Page segmentation data:
>>
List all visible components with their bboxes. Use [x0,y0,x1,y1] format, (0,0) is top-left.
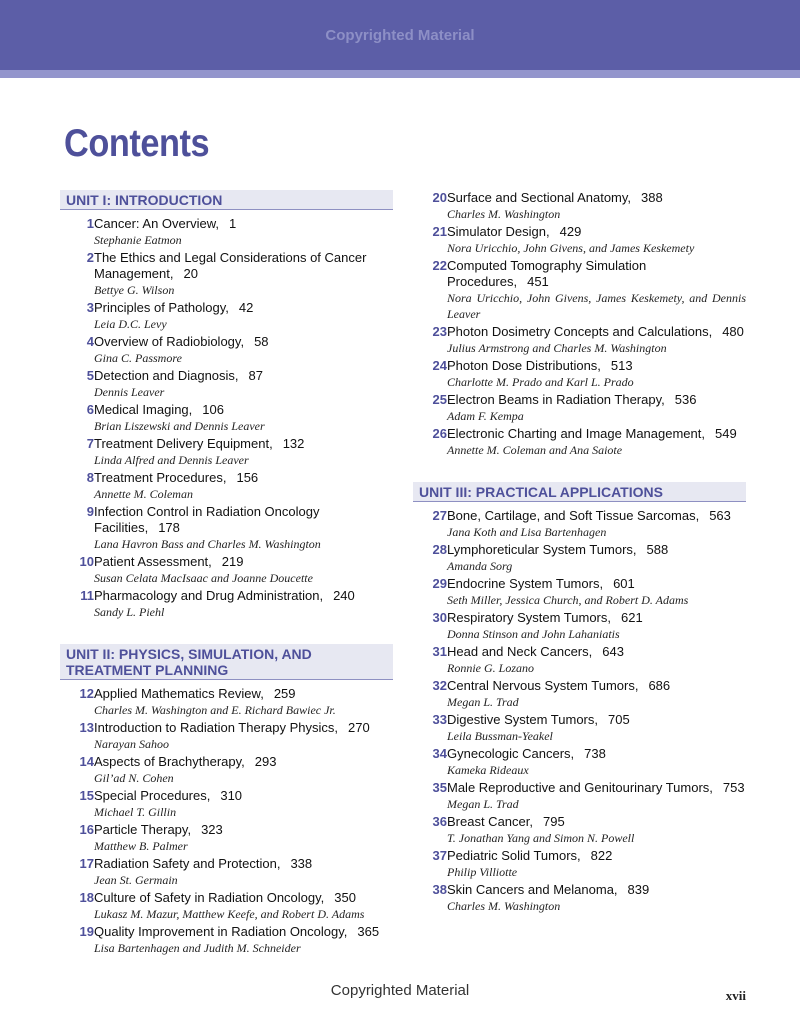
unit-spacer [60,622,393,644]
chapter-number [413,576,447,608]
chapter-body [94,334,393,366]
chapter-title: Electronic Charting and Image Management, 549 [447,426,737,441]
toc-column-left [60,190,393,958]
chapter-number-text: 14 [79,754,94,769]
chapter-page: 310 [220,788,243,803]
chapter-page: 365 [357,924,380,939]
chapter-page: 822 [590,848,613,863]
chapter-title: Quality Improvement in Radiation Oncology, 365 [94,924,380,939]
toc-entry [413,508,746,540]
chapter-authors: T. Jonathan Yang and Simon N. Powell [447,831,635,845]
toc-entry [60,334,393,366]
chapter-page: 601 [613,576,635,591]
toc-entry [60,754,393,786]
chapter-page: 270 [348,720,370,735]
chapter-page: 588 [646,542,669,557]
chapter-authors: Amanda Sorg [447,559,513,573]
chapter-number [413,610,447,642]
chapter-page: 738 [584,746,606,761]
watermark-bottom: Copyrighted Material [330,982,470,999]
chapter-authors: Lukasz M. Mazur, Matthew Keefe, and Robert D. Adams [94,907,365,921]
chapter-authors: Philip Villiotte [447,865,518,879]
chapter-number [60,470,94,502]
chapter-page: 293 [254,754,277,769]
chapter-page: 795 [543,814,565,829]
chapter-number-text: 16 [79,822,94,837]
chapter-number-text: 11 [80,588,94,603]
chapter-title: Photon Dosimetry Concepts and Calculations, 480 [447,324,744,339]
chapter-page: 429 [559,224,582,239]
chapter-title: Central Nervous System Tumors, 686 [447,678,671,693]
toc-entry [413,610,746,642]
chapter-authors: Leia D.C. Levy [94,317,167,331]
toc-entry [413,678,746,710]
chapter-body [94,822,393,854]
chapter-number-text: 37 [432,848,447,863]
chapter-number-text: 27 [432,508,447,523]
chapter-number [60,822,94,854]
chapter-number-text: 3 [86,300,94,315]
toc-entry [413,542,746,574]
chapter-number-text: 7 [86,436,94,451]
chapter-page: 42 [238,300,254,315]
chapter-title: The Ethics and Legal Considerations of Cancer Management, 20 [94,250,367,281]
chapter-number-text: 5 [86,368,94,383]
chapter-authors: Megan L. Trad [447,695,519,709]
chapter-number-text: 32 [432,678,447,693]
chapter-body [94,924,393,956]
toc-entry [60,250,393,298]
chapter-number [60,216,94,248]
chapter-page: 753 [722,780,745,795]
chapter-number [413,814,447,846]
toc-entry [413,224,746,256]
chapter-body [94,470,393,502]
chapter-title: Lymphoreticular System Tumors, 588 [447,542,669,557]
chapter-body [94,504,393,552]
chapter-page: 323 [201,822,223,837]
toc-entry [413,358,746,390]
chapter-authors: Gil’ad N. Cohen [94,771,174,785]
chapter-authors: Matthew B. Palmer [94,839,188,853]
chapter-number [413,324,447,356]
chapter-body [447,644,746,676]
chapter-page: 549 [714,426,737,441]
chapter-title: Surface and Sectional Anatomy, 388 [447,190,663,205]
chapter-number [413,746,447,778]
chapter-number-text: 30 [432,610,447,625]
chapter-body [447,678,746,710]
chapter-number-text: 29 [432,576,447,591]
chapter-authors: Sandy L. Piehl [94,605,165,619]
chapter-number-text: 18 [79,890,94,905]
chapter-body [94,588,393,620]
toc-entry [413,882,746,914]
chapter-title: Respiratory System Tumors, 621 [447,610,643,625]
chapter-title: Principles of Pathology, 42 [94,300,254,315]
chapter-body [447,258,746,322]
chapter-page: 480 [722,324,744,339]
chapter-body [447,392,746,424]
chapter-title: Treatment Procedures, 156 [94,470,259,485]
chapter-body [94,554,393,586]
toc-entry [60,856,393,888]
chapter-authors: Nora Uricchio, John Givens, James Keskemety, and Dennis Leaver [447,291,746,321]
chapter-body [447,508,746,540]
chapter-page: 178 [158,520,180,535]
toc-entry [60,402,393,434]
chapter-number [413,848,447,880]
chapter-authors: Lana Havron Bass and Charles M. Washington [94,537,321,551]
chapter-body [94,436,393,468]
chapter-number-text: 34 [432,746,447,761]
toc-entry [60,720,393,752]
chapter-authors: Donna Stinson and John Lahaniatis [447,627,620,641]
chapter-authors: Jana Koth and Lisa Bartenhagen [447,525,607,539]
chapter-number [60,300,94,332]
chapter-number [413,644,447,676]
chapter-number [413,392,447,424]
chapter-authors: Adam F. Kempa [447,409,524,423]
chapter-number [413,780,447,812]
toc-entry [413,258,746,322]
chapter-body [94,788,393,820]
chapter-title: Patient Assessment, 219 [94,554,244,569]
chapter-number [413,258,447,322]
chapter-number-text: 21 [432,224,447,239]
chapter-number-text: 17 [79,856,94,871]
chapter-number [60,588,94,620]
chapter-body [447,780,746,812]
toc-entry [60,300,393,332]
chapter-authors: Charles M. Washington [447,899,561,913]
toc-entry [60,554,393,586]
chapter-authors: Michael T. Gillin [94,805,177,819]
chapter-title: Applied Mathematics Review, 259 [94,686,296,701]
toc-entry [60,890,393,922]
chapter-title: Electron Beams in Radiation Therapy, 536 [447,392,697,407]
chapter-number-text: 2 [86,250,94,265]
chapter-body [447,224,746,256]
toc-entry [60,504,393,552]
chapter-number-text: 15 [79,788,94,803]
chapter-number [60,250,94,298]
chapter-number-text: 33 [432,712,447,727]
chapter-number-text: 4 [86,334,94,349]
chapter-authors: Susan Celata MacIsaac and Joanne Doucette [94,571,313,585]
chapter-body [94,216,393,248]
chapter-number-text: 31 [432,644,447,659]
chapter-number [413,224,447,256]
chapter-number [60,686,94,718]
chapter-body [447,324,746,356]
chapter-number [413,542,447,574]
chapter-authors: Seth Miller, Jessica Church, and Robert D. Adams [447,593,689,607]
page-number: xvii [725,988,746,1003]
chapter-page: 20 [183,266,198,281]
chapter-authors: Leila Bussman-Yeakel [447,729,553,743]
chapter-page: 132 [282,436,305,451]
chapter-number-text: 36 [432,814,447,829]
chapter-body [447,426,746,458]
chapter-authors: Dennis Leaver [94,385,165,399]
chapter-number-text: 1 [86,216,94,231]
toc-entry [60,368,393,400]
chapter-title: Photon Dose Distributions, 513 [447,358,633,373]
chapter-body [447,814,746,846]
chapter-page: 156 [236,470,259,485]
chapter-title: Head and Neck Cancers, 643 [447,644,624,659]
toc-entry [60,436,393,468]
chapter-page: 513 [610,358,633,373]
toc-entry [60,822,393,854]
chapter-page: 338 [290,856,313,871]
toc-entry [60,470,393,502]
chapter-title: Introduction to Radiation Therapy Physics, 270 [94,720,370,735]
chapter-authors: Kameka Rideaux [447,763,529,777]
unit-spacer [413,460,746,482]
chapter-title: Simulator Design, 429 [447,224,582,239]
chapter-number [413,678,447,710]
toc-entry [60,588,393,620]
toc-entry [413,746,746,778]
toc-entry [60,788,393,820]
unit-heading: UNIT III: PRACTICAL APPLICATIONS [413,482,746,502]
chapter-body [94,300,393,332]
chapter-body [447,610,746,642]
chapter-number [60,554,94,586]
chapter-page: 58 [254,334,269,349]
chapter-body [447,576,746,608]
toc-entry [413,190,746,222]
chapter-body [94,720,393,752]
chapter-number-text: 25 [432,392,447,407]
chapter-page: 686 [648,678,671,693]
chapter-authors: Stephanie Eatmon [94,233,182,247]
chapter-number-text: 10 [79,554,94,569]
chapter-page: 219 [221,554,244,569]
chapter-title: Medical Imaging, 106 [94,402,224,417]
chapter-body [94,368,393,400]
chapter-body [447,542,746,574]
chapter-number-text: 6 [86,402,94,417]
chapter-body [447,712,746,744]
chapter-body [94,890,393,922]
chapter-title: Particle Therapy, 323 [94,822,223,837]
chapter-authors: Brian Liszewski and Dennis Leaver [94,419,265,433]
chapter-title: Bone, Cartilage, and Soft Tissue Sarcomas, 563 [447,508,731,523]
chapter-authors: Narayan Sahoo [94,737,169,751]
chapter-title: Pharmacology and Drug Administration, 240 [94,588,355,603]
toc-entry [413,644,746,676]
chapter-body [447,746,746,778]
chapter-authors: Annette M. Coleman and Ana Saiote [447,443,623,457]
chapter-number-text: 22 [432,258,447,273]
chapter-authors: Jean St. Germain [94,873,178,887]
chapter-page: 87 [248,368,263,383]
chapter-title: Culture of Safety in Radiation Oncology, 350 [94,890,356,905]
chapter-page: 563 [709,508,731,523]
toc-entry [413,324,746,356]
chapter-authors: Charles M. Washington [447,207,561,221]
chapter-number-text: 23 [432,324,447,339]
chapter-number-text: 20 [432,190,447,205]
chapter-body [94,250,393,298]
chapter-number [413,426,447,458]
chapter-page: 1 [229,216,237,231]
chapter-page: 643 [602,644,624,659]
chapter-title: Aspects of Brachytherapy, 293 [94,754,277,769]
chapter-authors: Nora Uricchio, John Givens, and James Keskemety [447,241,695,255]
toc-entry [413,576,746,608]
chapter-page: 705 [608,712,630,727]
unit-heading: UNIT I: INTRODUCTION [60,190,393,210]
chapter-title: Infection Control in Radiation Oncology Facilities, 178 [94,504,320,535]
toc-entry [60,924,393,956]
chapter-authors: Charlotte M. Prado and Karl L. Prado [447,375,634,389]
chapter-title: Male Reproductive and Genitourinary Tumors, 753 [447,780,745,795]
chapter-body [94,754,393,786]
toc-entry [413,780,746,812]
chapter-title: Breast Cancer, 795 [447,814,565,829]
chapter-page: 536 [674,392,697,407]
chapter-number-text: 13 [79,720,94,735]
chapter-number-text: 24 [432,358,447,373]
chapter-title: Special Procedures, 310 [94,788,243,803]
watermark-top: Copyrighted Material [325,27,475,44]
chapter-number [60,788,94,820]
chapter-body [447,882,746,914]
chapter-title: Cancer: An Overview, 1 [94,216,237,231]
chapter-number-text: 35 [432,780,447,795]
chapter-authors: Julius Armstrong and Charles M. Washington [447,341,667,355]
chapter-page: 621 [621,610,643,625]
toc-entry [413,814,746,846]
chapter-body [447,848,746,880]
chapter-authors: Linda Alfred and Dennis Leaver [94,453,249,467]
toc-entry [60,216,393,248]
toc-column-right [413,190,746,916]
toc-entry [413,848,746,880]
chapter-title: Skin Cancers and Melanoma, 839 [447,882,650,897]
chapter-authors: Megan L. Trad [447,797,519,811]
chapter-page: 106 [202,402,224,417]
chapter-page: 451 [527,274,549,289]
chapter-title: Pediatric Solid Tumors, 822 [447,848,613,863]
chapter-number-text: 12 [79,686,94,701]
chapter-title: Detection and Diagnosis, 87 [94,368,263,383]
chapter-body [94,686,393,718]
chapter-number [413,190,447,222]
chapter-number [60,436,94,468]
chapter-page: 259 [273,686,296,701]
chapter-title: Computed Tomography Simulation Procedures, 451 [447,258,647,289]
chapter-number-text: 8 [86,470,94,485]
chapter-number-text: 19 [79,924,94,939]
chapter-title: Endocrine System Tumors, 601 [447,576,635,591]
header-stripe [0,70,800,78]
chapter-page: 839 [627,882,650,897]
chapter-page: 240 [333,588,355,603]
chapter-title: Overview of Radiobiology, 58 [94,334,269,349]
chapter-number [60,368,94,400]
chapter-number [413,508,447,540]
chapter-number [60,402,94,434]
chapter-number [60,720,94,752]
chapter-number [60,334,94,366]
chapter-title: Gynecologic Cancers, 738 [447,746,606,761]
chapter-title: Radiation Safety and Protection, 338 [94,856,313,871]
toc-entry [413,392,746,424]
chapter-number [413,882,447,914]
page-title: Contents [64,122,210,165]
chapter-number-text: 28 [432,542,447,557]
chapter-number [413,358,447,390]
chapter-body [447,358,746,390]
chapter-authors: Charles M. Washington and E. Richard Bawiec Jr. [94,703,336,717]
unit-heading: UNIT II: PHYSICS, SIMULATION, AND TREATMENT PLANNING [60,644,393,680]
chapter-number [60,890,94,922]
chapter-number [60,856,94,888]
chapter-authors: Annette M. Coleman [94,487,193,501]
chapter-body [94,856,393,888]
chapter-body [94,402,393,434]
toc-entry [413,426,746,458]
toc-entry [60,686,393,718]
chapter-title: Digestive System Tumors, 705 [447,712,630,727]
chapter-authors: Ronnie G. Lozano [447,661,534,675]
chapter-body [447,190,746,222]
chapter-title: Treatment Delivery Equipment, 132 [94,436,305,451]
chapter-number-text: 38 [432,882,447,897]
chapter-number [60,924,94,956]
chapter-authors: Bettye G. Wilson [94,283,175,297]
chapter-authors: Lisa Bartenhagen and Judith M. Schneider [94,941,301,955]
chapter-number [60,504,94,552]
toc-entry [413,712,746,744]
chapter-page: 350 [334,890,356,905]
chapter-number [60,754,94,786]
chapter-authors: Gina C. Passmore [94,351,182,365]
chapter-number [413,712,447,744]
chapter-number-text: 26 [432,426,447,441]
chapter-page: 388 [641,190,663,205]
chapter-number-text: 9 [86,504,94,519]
<<
Work item: Check every line of the data, and copy the ones that contain "Matthew".

Answer area:
chapter-authors: Lukasz M. Mazur, Matthew Keefe, and Robert D. Adams [94,907,365,921]
chapter-authors: Matthew B. Palmer [94,839,188,853]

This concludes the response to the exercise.